YOUR OBJECTIVE — Among the lines below, count those containing the word "price". Give the number only.

--- BEGIN ---

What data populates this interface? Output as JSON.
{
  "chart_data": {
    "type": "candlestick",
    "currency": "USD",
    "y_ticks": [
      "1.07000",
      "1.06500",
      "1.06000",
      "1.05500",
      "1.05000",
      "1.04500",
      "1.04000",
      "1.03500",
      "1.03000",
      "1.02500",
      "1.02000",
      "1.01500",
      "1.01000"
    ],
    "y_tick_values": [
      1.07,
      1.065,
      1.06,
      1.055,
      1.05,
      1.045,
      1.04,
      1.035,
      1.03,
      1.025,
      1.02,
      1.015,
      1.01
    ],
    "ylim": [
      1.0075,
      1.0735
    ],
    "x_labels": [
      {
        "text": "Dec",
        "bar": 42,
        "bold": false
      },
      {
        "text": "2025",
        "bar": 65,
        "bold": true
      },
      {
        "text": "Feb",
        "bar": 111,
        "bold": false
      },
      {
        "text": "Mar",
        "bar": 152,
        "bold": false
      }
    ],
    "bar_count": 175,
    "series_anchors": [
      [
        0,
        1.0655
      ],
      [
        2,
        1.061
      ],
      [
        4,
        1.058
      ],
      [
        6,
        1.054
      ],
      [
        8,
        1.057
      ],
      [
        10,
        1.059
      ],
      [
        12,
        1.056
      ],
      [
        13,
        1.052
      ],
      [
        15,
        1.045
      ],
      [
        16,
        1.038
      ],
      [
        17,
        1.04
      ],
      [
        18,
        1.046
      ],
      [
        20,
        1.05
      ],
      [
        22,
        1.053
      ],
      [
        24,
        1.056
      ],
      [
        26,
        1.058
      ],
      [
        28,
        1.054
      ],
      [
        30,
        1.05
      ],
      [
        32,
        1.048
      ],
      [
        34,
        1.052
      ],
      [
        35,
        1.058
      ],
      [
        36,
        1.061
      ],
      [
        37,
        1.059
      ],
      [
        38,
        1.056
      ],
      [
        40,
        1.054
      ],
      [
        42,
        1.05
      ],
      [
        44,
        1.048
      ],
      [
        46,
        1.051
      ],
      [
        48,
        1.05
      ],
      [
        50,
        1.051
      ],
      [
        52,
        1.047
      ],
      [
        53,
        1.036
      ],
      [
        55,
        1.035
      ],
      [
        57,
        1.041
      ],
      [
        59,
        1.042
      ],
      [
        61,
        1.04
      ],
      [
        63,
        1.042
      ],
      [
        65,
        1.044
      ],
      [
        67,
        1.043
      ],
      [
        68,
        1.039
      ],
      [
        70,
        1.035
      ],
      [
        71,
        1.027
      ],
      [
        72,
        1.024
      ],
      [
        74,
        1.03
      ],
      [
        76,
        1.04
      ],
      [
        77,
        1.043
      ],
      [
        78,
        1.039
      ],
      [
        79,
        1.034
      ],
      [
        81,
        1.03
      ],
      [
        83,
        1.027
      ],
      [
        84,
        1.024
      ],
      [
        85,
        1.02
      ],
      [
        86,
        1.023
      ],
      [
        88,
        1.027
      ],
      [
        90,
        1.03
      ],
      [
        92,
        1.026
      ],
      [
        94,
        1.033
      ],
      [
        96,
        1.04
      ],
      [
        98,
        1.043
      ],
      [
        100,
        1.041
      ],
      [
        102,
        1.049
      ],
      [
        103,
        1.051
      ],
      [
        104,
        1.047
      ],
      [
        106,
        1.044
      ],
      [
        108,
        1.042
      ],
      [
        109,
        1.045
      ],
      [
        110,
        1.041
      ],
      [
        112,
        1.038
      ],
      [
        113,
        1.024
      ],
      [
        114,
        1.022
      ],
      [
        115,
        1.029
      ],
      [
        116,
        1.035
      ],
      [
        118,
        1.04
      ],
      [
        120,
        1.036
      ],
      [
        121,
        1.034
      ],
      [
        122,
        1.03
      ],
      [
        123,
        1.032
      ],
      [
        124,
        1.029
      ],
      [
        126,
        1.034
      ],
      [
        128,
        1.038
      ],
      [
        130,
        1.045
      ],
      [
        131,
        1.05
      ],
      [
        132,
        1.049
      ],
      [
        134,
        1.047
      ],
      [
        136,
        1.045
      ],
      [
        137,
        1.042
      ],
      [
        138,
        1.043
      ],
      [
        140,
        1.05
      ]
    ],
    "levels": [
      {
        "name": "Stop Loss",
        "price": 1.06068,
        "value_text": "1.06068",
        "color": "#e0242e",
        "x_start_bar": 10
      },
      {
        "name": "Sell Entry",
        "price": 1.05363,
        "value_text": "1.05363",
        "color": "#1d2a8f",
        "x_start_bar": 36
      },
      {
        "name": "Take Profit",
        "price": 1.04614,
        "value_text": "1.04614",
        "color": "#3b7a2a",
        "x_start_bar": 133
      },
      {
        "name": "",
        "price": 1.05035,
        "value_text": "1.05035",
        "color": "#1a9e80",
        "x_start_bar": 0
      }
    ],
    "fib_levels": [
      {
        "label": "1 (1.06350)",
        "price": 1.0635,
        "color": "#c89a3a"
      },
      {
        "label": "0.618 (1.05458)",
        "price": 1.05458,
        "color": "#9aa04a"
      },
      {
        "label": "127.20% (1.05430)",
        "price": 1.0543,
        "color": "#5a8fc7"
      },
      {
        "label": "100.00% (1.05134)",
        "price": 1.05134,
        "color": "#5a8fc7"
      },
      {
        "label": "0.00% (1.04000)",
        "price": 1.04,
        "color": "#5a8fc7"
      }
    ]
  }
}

--- END ---

CORRECT ANSWER — 9